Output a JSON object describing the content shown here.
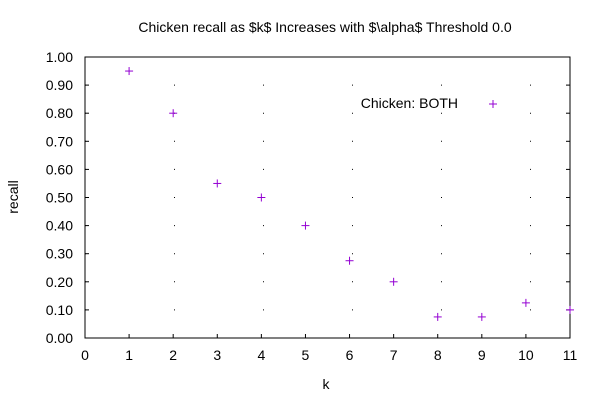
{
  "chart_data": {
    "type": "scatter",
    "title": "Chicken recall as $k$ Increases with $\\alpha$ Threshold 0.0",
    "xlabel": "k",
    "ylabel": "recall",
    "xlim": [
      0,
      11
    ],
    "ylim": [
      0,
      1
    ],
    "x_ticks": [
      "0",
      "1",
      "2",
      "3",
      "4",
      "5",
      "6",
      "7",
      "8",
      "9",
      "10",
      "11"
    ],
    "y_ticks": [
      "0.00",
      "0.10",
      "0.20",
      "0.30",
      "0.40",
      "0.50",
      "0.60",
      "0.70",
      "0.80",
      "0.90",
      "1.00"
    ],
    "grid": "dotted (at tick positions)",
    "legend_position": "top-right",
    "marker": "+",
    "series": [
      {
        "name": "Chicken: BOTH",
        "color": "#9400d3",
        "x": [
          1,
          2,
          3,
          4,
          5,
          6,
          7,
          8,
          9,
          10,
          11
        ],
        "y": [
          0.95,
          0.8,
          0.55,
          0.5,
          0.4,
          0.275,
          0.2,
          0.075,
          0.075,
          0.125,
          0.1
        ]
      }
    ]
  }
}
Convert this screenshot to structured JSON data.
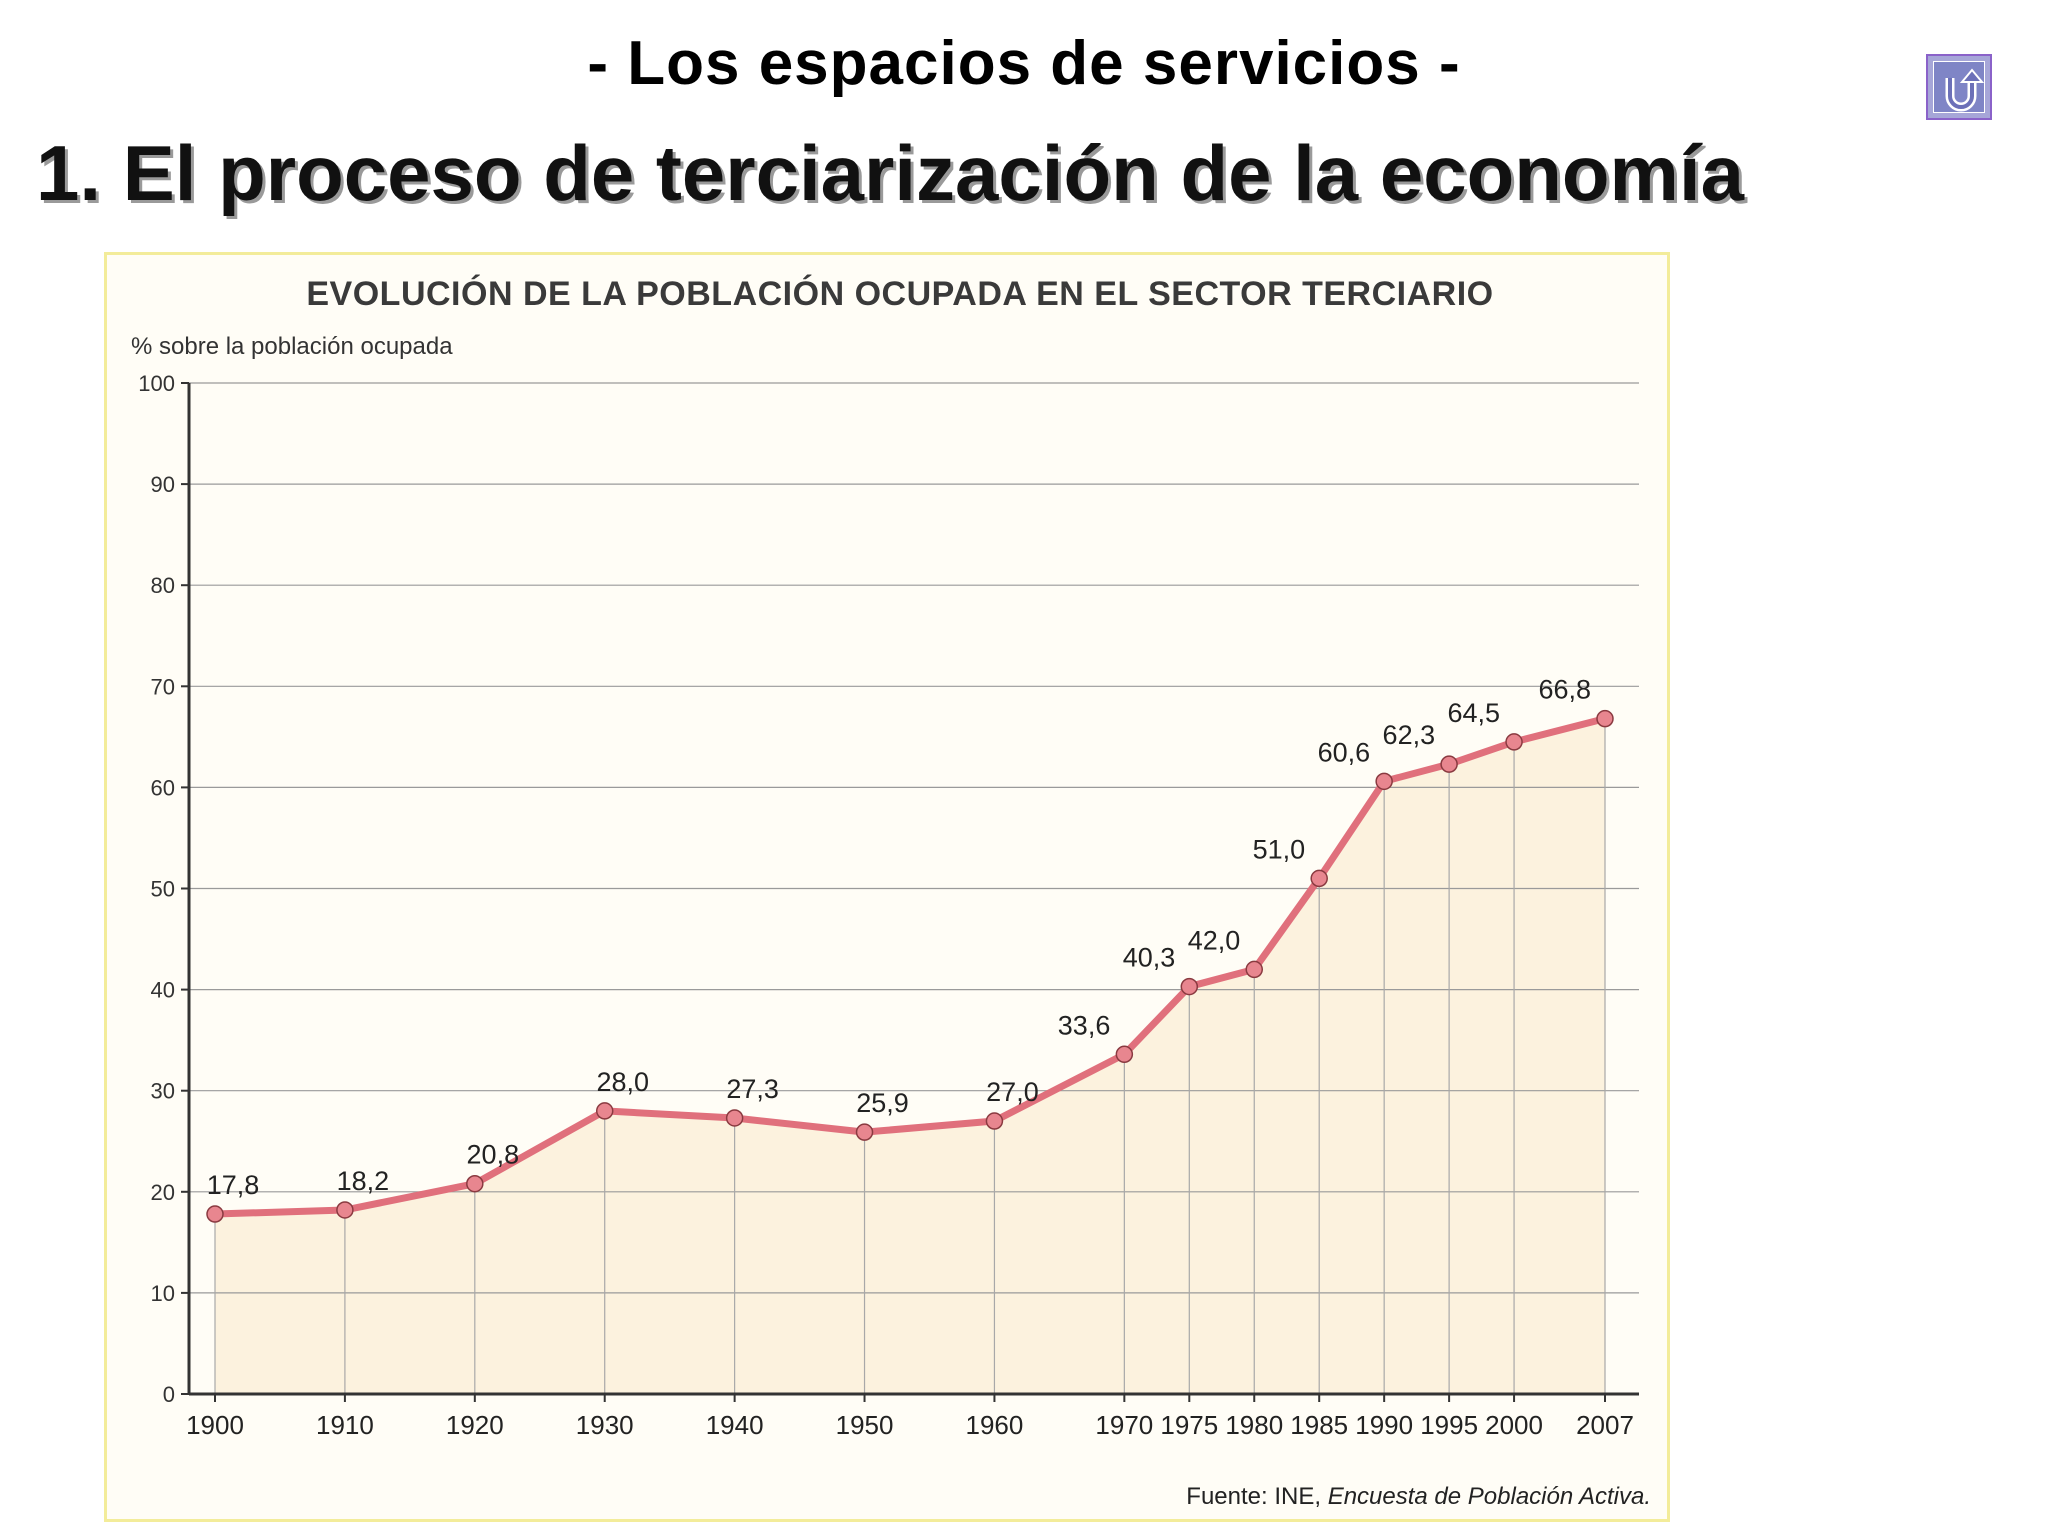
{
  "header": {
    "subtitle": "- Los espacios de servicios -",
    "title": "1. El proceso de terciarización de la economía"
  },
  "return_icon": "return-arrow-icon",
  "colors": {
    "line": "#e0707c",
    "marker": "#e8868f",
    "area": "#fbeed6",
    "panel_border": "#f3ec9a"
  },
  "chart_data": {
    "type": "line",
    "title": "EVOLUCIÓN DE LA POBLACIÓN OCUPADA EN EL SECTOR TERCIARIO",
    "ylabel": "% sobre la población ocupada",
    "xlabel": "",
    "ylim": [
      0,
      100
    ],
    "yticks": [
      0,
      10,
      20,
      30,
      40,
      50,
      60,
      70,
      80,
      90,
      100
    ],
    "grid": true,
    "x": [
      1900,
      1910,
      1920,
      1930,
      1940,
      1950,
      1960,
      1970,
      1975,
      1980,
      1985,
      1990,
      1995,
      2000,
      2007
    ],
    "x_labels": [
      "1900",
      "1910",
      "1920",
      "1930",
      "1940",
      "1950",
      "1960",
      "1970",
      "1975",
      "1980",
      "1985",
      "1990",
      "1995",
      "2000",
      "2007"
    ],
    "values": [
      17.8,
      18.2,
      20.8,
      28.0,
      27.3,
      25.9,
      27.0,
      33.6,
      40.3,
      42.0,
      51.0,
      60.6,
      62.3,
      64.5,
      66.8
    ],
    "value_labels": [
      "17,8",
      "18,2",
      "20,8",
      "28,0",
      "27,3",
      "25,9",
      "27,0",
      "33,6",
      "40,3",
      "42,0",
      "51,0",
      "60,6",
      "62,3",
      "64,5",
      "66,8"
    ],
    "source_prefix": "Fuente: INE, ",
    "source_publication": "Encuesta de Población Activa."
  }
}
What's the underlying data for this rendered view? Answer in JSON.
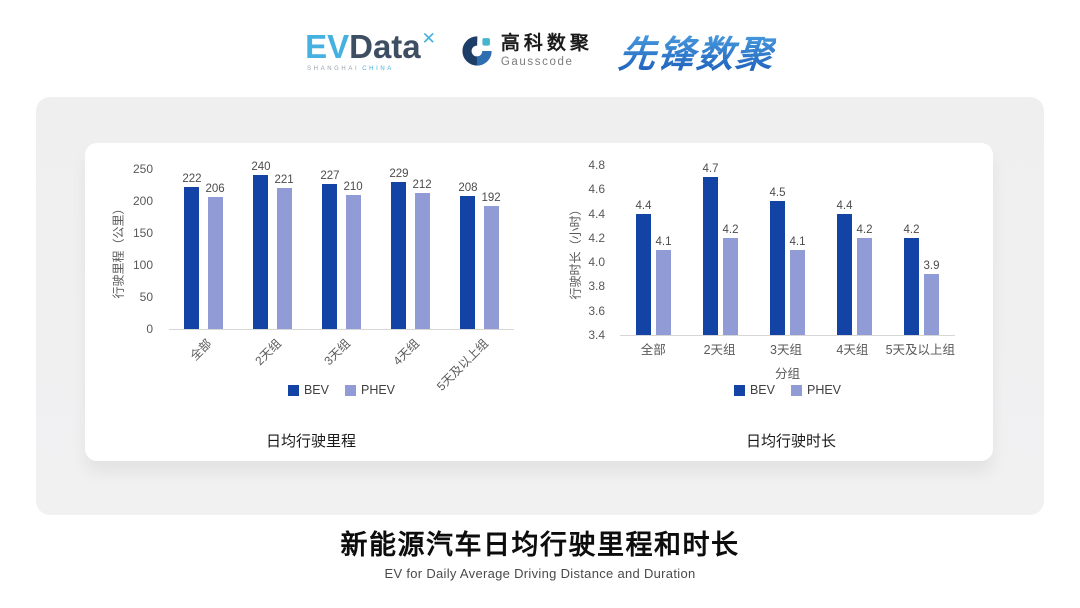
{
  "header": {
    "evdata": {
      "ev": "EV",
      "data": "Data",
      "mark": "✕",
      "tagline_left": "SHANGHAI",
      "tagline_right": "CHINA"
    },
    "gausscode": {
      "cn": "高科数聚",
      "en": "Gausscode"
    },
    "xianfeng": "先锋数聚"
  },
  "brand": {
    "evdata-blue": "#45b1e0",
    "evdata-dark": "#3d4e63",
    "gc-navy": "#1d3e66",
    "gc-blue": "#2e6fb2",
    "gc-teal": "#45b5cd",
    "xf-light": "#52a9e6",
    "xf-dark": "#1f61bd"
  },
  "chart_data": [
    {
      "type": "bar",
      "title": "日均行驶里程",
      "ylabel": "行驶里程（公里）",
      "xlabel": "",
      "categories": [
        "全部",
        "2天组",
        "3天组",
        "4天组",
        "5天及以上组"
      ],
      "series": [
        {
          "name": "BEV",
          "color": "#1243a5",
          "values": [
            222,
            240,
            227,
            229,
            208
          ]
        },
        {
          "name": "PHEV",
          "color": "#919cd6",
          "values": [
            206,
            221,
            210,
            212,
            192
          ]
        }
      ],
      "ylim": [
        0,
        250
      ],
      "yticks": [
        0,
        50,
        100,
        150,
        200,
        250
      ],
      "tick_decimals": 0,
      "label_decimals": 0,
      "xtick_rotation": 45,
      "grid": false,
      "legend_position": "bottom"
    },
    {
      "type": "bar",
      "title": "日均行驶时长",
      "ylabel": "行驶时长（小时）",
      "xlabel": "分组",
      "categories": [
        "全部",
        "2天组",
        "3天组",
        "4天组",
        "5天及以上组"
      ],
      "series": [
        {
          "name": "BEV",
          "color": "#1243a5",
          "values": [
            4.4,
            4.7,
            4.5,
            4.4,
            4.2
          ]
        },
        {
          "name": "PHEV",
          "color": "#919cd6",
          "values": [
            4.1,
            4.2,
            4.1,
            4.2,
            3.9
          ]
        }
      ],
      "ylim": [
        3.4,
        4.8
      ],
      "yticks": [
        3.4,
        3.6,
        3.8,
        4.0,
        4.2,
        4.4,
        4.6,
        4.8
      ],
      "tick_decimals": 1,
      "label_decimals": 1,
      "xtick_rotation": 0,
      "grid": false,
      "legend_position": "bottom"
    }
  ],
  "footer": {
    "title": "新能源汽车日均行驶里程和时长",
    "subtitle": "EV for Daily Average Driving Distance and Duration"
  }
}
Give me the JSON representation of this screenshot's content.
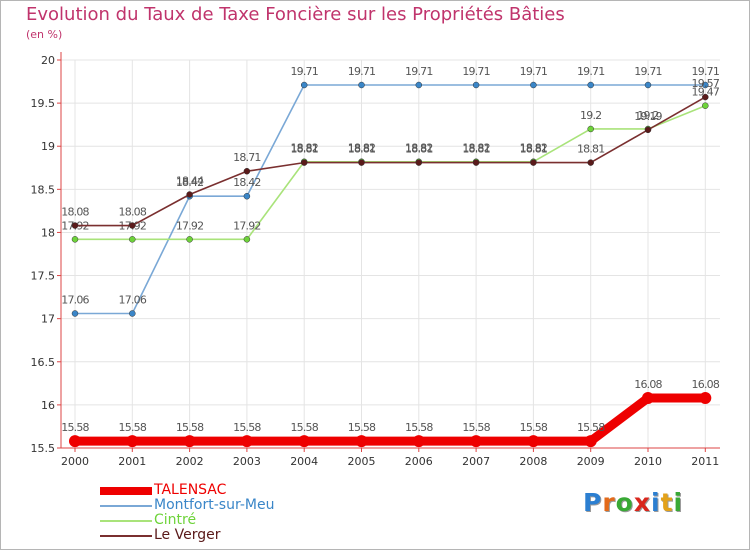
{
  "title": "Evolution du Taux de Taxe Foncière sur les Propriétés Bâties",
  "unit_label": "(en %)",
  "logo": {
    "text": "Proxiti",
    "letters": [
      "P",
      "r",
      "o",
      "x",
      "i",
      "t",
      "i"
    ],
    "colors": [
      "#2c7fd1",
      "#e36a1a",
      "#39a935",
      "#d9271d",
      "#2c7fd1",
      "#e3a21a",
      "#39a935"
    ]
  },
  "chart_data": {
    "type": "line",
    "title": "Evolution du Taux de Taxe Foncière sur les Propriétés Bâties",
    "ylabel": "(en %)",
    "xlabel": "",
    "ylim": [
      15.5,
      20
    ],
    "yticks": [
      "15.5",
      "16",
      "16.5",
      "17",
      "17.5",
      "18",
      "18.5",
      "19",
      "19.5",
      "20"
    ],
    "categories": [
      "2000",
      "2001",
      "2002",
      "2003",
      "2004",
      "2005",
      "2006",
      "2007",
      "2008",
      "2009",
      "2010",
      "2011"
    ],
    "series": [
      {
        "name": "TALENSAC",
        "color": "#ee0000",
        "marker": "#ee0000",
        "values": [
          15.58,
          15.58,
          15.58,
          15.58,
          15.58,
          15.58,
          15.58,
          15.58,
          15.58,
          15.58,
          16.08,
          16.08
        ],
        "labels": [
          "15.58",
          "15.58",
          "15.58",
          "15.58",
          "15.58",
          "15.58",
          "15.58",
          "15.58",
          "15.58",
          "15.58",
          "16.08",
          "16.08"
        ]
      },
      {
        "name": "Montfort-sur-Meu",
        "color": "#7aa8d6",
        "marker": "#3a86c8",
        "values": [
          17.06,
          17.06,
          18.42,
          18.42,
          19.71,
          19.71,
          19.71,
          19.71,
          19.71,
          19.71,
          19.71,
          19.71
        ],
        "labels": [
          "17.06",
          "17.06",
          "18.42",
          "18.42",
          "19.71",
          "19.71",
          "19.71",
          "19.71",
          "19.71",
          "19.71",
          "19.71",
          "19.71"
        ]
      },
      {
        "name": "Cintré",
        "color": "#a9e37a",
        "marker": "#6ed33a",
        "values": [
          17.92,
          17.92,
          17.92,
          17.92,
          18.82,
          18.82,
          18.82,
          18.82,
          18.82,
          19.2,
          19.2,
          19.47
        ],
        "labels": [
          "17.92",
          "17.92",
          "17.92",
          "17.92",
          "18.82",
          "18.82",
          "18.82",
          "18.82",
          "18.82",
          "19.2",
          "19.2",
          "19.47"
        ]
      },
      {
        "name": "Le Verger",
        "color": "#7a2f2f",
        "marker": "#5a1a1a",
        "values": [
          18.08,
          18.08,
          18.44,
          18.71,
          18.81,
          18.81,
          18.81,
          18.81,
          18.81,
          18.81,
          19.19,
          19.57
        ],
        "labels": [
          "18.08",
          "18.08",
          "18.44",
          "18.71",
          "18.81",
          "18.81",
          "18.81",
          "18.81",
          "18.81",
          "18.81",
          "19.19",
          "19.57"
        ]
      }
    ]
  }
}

++++++++++++++++++++

Set exercise - Review the preceding data and report every line that includes the string "this".

Reply -
Convert this screenshot to structured JSON data.
What's the underlying data for this rendered view? Answer in JSON.
Give me the JSON representation of this screenshot's content.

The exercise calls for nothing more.